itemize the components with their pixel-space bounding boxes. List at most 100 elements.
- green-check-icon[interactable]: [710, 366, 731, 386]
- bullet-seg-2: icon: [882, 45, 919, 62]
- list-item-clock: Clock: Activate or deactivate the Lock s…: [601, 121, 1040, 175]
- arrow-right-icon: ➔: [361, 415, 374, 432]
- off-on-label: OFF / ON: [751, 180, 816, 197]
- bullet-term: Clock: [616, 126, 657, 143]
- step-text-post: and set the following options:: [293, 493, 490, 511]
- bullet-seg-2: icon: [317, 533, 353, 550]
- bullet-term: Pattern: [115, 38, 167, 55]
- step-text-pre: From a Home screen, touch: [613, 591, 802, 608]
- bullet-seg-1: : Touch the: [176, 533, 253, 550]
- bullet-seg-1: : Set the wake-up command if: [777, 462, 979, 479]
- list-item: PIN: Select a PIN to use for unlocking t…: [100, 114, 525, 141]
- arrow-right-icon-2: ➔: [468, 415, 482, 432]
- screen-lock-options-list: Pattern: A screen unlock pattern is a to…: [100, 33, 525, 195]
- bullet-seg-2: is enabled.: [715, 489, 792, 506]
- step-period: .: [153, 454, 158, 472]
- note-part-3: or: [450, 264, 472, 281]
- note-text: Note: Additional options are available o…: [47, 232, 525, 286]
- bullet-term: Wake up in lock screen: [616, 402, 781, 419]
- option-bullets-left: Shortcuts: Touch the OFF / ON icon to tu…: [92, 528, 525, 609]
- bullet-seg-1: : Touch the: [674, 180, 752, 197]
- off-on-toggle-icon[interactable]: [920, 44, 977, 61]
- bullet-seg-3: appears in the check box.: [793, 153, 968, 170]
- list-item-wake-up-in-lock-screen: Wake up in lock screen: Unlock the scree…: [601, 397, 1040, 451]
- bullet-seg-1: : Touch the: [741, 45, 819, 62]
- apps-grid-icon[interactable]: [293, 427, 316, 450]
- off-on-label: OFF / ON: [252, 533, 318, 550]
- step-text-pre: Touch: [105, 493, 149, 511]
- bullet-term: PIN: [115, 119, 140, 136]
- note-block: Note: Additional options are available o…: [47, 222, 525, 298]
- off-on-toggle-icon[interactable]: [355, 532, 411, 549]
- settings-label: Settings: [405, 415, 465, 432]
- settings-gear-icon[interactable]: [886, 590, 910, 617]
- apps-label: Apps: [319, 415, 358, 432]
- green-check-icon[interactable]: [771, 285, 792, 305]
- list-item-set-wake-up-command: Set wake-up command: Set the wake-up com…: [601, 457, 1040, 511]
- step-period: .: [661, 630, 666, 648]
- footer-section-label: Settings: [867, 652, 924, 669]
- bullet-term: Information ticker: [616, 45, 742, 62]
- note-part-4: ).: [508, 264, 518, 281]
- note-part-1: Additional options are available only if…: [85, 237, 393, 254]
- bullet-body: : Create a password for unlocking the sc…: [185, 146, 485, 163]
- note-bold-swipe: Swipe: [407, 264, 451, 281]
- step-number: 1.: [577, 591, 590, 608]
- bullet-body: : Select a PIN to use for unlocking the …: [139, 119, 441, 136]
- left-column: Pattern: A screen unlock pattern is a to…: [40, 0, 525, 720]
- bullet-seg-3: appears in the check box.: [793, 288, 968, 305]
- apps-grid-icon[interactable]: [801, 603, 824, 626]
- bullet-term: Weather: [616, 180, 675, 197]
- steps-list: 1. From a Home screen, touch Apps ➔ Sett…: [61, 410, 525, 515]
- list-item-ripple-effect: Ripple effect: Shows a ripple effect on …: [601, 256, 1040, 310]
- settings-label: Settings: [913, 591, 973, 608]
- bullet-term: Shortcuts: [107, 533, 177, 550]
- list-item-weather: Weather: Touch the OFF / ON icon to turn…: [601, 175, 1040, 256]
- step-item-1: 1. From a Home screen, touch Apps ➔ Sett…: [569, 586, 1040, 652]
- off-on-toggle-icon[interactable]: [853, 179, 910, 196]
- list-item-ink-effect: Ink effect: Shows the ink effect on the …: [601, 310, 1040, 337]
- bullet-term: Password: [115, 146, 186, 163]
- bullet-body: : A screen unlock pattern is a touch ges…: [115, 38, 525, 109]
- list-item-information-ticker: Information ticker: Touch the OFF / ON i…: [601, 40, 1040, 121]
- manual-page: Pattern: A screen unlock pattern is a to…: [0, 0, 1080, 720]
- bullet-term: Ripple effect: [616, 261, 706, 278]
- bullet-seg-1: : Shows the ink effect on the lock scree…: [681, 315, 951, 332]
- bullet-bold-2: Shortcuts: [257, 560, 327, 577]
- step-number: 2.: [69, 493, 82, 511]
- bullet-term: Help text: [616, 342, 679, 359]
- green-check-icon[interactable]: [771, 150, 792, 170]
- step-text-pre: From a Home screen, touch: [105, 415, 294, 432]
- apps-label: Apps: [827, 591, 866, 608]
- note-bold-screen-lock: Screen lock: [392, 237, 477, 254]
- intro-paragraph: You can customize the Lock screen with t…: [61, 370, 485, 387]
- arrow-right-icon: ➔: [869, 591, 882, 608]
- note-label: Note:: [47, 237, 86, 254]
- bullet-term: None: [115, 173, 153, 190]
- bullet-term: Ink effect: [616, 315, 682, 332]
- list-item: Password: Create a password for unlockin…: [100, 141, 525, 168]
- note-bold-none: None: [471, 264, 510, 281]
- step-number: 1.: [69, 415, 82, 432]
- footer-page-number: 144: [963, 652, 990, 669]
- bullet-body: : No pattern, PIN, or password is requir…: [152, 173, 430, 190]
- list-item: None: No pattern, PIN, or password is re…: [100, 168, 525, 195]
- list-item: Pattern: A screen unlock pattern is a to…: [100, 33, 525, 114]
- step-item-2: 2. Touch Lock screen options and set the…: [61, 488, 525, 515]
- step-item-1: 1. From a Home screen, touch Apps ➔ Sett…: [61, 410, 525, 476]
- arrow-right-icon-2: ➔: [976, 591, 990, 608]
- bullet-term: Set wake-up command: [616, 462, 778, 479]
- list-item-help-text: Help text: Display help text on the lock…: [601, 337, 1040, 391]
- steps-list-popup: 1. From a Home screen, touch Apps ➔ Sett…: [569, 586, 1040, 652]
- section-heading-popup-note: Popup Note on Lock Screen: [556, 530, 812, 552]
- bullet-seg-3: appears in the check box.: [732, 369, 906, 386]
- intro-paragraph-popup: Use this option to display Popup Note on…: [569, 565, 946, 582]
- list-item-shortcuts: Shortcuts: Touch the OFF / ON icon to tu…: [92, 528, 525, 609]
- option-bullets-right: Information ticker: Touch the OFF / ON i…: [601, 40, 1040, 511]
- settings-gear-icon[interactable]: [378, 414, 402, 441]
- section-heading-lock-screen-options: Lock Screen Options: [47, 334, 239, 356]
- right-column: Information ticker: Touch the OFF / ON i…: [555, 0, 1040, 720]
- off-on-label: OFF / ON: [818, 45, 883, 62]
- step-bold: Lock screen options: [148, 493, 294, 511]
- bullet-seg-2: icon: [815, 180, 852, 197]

+ + + + + + +

_Task details_. Pick out every line of the data above that contains the string "appears", matching case exactly.

_Task response_.
- bullet-seg-3: appears in the check box.: [793, 153, 968, 170]
- bullet-seg-3: appears in the check box.: [793, 288, 968, 305]
- bullet-seg-3: appears in the check box.: [732, 369, 906, 386]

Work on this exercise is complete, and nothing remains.